▶ [Task prompt]
Reproduce every line of the records below character for character, keeping their order.

▶ [Data for this exercise]
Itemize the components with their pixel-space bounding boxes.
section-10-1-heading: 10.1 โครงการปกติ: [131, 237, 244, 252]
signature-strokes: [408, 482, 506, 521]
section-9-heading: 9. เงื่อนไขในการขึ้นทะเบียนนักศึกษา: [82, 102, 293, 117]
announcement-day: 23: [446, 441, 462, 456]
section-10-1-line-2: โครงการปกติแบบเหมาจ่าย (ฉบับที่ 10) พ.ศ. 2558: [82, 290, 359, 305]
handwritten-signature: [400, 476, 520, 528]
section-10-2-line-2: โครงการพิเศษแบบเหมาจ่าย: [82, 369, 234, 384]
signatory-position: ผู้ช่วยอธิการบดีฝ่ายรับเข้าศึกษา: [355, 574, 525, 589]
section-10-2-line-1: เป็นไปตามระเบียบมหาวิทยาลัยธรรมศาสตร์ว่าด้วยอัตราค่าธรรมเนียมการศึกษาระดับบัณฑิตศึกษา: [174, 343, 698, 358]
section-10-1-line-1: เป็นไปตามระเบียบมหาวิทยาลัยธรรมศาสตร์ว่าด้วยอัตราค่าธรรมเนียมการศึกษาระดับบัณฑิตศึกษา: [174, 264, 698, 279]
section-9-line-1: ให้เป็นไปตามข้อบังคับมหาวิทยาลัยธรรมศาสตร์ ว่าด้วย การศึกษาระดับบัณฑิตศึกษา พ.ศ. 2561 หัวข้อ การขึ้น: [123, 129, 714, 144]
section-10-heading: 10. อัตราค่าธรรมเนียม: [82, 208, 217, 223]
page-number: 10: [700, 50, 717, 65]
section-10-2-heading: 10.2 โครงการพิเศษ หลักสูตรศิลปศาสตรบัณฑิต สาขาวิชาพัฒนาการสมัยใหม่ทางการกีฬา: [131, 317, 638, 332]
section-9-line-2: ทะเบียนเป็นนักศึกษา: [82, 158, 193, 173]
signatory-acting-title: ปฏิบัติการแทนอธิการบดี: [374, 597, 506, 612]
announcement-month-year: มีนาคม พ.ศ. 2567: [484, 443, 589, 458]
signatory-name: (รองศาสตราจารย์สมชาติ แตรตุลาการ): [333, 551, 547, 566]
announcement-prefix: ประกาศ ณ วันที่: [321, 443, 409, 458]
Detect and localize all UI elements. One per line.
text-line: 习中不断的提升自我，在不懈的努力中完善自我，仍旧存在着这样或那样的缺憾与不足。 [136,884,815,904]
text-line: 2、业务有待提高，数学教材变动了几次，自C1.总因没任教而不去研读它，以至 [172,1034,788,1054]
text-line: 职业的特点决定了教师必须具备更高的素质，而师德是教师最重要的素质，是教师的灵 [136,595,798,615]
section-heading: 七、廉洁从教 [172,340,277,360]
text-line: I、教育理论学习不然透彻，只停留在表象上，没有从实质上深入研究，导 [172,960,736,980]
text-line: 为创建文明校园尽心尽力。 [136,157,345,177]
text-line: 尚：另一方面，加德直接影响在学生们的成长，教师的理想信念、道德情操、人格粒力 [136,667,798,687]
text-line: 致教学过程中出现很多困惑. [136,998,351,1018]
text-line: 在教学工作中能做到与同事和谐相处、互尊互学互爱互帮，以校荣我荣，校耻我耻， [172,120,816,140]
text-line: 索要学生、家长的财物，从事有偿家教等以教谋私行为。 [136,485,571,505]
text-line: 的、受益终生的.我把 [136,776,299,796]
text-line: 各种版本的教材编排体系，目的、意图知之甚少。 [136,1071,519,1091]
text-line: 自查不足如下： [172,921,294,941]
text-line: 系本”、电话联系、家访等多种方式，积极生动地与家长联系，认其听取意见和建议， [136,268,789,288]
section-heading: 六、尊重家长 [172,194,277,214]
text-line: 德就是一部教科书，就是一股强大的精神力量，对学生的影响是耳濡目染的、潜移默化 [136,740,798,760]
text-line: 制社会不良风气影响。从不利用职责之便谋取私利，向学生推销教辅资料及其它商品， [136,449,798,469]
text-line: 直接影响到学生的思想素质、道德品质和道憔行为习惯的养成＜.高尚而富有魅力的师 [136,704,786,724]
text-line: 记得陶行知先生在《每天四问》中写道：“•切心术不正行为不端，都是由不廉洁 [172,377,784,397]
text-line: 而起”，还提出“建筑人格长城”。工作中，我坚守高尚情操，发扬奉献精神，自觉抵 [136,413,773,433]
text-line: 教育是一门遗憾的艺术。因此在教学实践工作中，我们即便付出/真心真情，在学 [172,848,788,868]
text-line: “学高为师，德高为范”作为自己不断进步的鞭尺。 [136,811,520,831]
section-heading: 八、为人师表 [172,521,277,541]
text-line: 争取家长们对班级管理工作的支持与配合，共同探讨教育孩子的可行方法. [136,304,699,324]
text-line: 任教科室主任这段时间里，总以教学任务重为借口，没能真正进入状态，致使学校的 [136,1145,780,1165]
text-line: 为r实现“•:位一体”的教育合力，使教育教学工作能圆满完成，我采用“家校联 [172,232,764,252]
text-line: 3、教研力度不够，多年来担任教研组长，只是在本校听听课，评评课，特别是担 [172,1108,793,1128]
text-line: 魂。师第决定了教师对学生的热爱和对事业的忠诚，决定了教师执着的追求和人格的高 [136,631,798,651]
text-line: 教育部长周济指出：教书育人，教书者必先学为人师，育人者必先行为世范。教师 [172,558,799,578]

▶ [Response to the task]
Itemize the components with their pixel-space bounding boxes.
section-10-1-heading: 10.1 โครงการปกติ: [131, 237, 244, 252]
signature-strokes: [408, 482, 506, 521]
section-9-heading: 9. เงื่อนไขในการขึ้นทะเบียนนักศึกษา: [82, 102, 293, 117]
announcement-day: 23: [446, 441, 462, 456]
section-10-1-line-2: โครงการปกติแบบเหมาจ่าย (ฉบับที่ 10) พ.ศ. 2558: [82, 290, 359, 305]
handwritten-signature: [400, 476, 520, 528]
section-10-2-line-2: โครงการพิเศษแบบเหมาจ่าย: [82, 369, 234, 384]
signatory-position: ผู้ช่วยอธิการบดีฝ่ายรับเข้าศึกษา: [355, 574, 525, 589]
section-10-2-line-1: เป็นไปตามระเบียบมหาวิทยาลัยธรรมศาสตร์ว่าด้วยอัตราค่าธรรมเนียมการศึกษาระดับบัณฑิตศึกษา: [174, 343, 698, 358]
section-10-1-line-1: เป็นไปตามระเบียบมหาวิทยาลัยธรรมศาสตร์ว่าด้วยอัตราค่าธรรมเนียมการศึกษาระดับบัณฑิตศึกษา: [174, 264, 698, 279]
section-9-line-1: ให้เป็นไปตามข้อบังคับมหาวิทยาลัยธรรมศาสตร์ ว่าด้วย การศึกษาระดับบัณฑิตศึกษา พ.ศ. 2561 หัวข้อ การขึ้น: [123, 129, 714, 144]
section-10-heading: 10. อัตราค่าธรรมเนียม: [82, 208, 217, 223]
page-number: 10: [700, 50, 717, 65]
section-10-2-heading: 10.2 โครงการพิเศษ หลักสูตรศิลปศาสตรบัณฑิต สาขาวิชาพัฒนาการสมัยใหม่ทางการกีฬา: [131, 317, 638, 332]
section-9-line-2: ทะเบียนเป็นนักศึกษา: [82, 158, 193, 173]
signatory-acting-title: ปฏิบัติการแทนอธิการบดี: [374, 597, 506, 612]
announcement-month-year: มีนาคม พ.ศ. 2567: [484, 443, 589, 458]
signatory-name: (รองศาสตราจารย์สมชาติ แตรตุลาการ): [333, 551, 547, 566]
announcement-prefix: ประกาศ ณ วันที่: [321, 443, 409, 458]
Detect and localize all UI elements. One per line.
text-line: 习中不断的提升自我，在不懈的努力中完善自我，仍旧存在着这样或那样的缺憾与不足。 [136,884,815,904]
text-line: 2、业务有待提高，数学教材变动了几次，自C1.总因没任教而不去研读它，以至 [172,1034,788,1054]
text-line: 职业的特点决定了教师必须具备更高的素质，而师德是教师最重要的素质，是教师的灵 [136,595,798,615]
section-heading: 七、廉洁从教 [172,340,277,360]
text-line: I、教育理论学习不然透彻，只停留在表象上，没有从实质上深入研究，导 [172,960,736,980]
text-line: 为创建文明校园尽心尽力。 [136,157,345,177]
text-line: 尚：另一方面，加德直接影响在学生们的成长，教师的理想信念、道德情操、人格粒力 [136,667,798,687]
text-line: 致教学过程中出现很多困惑. [136,998,351,1018]
text-line: 在教学工作中能做到与同事和谐相处、互尊互学互爱互帮，以校荣我荣，校耻我耻， [172,120,816,140]
text-line: 索要学生、家长的财物，从事有偿家教等以教谋私行为。 [136,485,571,505]
text-line: 的、受益终生的.我把 [136,776,299,796]
text-line: 各种版本的教材编排体系，目的、意图知之甚少。 [136,1071,519,1091]
text-line: 自查不足如下： [172,921,294,941]
text-line: 系本”、电话联系、家访等多种方式，积极生动地与家长联系，认其听取意见和建议， [136,268,789,288]
section-heading: 六、尊重家长 [172,194,277,214]
text-line: 德就是一部教科书，就是一股强大的精神力量，对学生的影响是耳濡目染的、潜移默化 [136,740,798,760]
text-line: 制社会不良风气影响。从不利用职责之便谋取私利，向学生推销教辅资料及其它商品， [136,449,798,469]
text-line: 直接影响到学生的思想素质、道德品质和道憔行为习惯的养成＜.高尚而富有魅力的师 [136,704,786,724]
text-line: 记得陶行知先生在《每天四问》中写道：“•切心术不正行为不端，都是由不廉洁 [172,377,784,397]
text-line: 而起”，还提出“建筑人格长城”。工作中，我坚守高尚情操，发扬奉献精神，自觉抵 [136,413,773,433]
text-line: 教育是一门遗憾的艺术。因此在教学实践工作中，我们即便付出/真心真情，在学 [172,848,788,868]
text-line: “学高为师，德高为范”作为自己不断进步的鞭尺。 [136,811,520,831]
section-heading: 八、为人师表 [172,521,277,541]
text-line: 争取家长们对班级管理工作的支持与配合，共同探讨教育孩子的可行方法. [136,304,699,324]
text-line: 任教科室主任这段时间里，总以教学任务重为借口，没能真正进入状态，致使学校的 [136,1145,780,1165]
text-line: 为r实现“•:位一体”的教育合力，使教育教学工作能圆满完成，我采用“家校联 [172,232,764,252]
text-line: 3、教研力度不够，多年来担任教研组长，只是在本校听听课，评评课，特别是担 [172,1108,793,1128]
text-line: 魂。师第决定了教师对学生的热爱和对事业的忠诚，决定了教师执着的追求和人格的高 [136,631,798,651]
text-line: 教育部长周济指出：教书育人，教书者必先学为人师，育人者必先行为世范。教师 [172,558,799,578]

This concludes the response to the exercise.